_Direction_
Your answer is a single number: how many lines hold the word "this"?
┏━━
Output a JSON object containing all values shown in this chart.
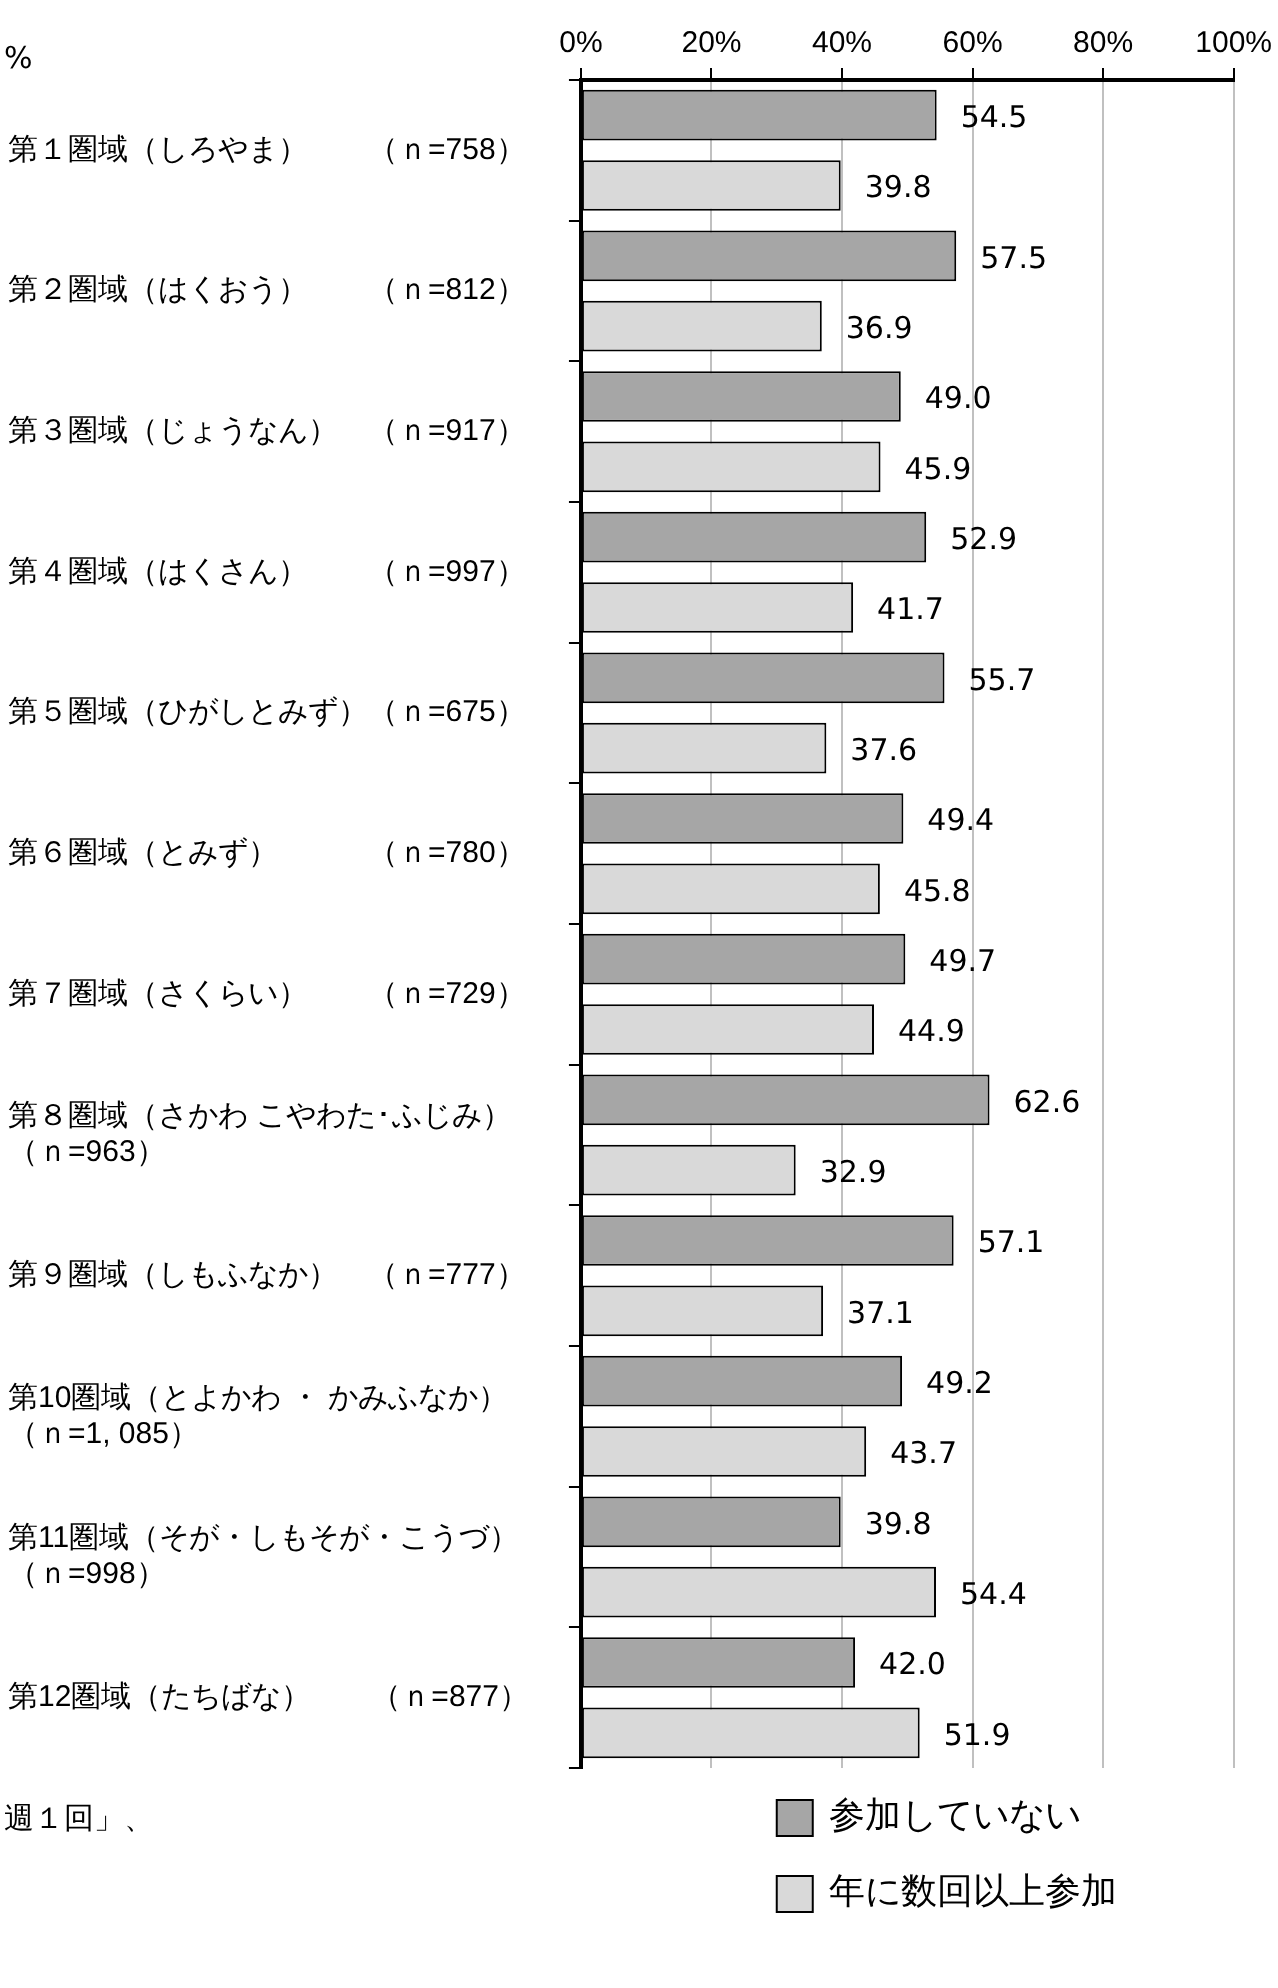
{
  "chart_data": {
    "type": "bar",
    "orientation": "horizontal",
    "categories": [
      "第１圏域（しろやま）　　（ｎ=758）",
      "第２圏域（はくおう）　　（ｎ=812）",
      "第３圏域（じょうなん）　（ｎ=917）",
      "第４圏域（はくさん）　　（ｎ=997）",
      "第５圏域（ひがしとみず）（ｎ=675）",
      "第６圏域（とみず）　　　（ｎ=780）",
      "第７圏域（さくらい）　　（ｎ=729）",
      "第８圏域（さかわ こやわた･ふじみ）（ｎ=963）",
      "第９圏域（しもふなか）　（ｎ=777）",
      "第10圏域（とよかわ ・ かみふなか）（ｎ=1, 085）",
      "第11圏域（そが・しもそが・こうづ）（ｎ=998）",
      "第12圏域（たちばな）　　（ｎ=877）"
    ],
    "series": [
      {
        "name": "参加していない",
        "color": "#a6a6a6",
        "values": [
          54.5,
          57.5,
          49.0,
          52.9,
          55.7,
          49.4,
          49.7,
          62.6,
          57.1,
          49.2,
          39.8,
          42.0
        ],
        "value_labels": [
          "54.5",
          "57.5",
          "49.0",
          "52.9",
          "55.7",
          "49.4",
          "49.7",
          "62.6",
          "57.1",
          "49.2",
          "39.8",
          "42.0"
        ]
      },
      {
        "name": "年に数回以上参加",
        "color": "#d9d9d9",
        "values": [
          39.8,
          36.9,
          45.9,
          41.7,
          37.6,
          45.8,
          44.9,
          32.9,
          37.1,
          43.7,
          54.4,
          51.9
        ],
        "value_labels": [
          "39.8",
          "36.9",
          "45.9",
          "41.7",
          "37.6",
          "45.8",
          "44.9",
          "32.9",
          "37.1",
          "43.7",
          "54.4",
          "51.9"
        ]
      }
    ],
    "xlim": [
      0,
      100
    ],
    "xticks": [
      {
        "value": 0,
        "label": "0%"
      },
      {
        "value": 20,
        "label": "20%"
      },
      {
        "value": 40,
        "label": "40%"
      },
      {
        "value": 60,
        "label": "60%"
      },
      {
        "value": 80,
        "label": "80%"
      },
      {
        "value": 100,
        "label": "100%"
      }
    ],
    "grid": "x",
    "legend": "bottom right",
    "annotations": [
      "%",
      "週１回」、"
    ]
  }
}
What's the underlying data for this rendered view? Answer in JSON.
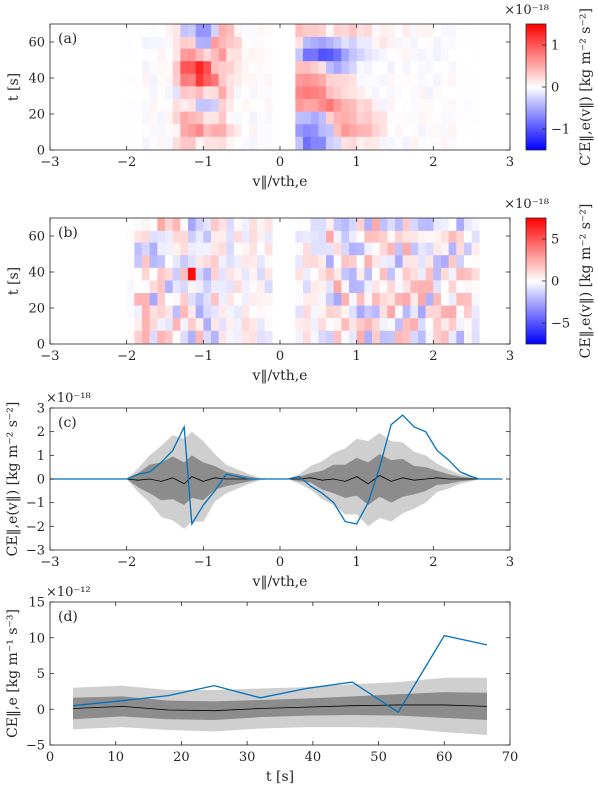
┗━━
_Completed task_
2